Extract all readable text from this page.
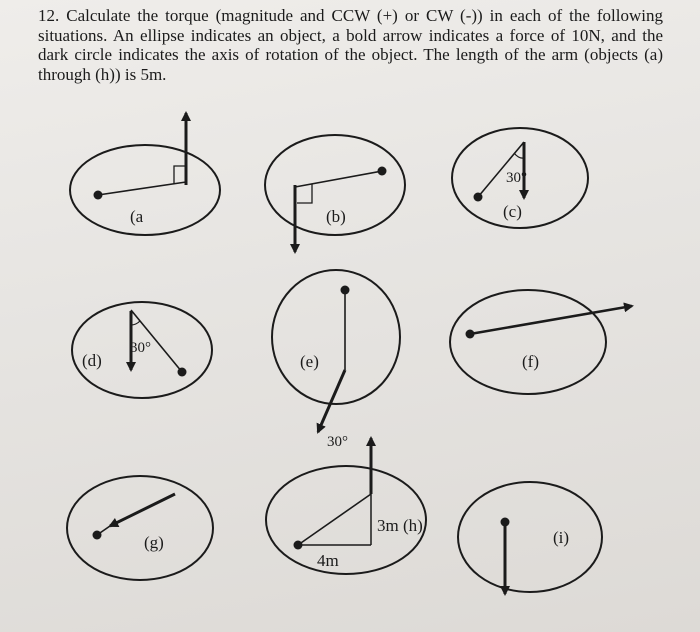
12. Calculate the torque (magnitude and CCW (+) or CW (-)) in each of the following situations. An ellipse indicates an object, a bold arrow indicates a force of 10N, and the dark circle indicates the axis of rotation of the object. The length of the arm (objects (a) through (h)) is 5m.
(a	(b)
30°
(c)
30°
(d)
30°
(e)	(f)
(g)
3m (h)
4m
(i)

--------------------------------------------------

## EXERCISE DIRECTIONS
Take the records above and transcribe them exactly, dropping every picture.

## WORKED ANSWER
Extract all readable text from this page.
12. Calculate the torque (magnitude and CCW (+) or CW (-)) in each of the following situations. An ellipse indicates an object, a bold arrow indicates a force of 10N, and the dark circle indicates the axis of rotation of the object. The length of the arm (objects (a) through (h)) is 5m.
(a	(b)
30°
(c)
30°
(d)
30°
(e)	(f)
(g)
3m (h)
4m
(i)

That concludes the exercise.